Task to carry out:
From the entries below, copy every line that holds the word "Company".

### Input for this task ###

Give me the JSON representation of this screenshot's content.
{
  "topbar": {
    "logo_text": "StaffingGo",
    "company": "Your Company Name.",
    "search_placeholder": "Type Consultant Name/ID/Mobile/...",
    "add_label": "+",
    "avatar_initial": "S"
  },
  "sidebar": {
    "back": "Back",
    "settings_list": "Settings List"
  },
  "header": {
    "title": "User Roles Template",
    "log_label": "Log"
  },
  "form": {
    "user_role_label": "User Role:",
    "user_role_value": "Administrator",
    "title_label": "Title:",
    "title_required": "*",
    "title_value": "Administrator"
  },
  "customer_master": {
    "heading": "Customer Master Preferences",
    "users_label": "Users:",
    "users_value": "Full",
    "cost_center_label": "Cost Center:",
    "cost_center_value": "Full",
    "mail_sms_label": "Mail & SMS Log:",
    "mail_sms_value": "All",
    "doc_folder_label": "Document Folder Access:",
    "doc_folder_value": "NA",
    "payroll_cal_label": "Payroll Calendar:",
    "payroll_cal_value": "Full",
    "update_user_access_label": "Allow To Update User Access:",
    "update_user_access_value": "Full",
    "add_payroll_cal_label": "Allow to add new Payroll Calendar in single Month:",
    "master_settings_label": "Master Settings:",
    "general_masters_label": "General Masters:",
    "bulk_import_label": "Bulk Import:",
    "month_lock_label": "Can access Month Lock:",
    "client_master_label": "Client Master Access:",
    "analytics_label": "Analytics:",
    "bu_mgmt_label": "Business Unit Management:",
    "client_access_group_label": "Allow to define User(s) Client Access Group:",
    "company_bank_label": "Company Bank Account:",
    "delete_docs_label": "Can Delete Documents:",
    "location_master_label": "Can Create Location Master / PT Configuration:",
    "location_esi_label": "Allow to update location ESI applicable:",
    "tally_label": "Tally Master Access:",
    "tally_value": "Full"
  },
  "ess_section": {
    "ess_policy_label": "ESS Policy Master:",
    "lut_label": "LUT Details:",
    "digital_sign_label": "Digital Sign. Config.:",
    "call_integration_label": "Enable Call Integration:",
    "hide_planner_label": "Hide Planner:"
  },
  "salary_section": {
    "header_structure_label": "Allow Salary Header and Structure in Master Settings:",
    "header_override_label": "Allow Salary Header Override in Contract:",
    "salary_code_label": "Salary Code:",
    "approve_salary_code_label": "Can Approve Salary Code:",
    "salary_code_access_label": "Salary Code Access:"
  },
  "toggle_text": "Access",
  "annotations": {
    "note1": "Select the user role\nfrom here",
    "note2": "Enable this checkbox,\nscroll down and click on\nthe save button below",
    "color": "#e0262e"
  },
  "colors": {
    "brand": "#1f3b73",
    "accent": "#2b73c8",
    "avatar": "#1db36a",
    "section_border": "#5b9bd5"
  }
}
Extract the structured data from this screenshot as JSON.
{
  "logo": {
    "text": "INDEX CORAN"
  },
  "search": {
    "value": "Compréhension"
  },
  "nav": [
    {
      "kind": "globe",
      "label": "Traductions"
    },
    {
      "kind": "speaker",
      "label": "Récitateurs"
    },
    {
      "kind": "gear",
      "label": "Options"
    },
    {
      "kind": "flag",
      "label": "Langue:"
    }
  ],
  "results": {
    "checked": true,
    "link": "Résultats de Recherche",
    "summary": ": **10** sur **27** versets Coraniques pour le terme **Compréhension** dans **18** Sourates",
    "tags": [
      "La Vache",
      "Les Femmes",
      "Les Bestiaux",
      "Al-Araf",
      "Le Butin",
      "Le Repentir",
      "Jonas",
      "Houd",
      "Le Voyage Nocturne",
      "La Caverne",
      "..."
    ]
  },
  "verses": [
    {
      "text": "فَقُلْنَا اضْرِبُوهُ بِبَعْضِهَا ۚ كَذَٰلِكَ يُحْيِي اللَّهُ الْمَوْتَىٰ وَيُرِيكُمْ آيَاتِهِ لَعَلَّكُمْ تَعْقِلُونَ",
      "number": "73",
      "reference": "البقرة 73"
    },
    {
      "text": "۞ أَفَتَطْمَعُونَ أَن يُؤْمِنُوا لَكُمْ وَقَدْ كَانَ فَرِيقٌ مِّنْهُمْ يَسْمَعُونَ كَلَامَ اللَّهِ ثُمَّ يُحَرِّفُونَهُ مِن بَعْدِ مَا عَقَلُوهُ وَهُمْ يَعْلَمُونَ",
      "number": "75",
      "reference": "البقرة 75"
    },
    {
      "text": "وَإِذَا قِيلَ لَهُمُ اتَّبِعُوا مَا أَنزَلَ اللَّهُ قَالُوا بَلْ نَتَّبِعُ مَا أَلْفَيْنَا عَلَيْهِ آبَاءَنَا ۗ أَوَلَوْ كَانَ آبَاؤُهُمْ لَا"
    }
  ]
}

###
### Input for this task ###

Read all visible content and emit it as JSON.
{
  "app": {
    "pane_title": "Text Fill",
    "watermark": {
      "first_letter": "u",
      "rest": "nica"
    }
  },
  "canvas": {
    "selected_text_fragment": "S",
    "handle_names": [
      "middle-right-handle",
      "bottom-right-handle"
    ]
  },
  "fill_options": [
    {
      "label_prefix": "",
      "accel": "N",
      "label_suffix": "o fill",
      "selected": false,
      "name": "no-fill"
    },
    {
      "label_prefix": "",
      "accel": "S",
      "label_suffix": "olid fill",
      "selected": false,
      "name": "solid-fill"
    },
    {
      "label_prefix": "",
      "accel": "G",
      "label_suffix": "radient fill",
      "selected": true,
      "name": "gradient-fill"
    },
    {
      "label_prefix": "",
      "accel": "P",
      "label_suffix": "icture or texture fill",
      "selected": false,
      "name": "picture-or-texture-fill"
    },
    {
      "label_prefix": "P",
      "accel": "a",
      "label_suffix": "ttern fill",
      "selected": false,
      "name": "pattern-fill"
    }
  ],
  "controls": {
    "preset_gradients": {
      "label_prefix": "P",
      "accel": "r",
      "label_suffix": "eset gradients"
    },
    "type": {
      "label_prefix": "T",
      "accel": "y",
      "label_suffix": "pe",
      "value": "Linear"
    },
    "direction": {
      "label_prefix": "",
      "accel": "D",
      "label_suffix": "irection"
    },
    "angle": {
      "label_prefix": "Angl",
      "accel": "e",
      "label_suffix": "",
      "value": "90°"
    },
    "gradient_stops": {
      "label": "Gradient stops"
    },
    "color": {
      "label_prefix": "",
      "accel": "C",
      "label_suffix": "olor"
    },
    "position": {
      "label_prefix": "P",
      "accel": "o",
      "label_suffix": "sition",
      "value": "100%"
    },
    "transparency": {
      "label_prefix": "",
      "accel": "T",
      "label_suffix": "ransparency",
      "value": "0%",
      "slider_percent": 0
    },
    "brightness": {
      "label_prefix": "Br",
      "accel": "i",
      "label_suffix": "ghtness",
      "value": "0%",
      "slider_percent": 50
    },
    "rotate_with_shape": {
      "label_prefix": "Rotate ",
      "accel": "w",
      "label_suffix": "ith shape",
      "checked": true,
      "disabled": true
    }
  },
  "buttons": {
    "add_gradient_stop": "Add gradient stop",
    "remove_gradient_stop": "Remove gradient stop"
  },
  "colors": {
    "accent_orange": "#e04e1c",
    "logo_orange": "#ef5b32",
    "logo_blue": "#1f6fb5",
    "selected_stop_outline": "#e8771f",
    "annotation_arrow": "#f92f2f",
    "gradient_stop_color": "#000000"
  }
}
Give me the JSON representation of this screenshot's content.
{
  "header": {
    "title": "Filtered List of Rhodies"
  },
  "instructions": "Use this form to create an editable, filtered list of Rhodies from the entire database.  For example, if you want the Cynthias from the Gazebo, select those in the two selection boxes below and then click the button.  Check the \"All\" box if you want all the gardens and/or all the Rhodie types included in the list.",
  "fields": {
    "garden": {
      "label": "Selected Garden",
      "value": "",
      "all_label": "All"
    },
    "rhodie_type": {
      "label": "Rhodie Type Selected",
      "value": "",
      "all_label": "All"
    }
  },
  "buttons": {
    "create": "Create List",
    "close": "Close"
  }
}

###

Reply:
    "company": "Your Company Name.",
    "company_bank_label": "Company Bank Account:",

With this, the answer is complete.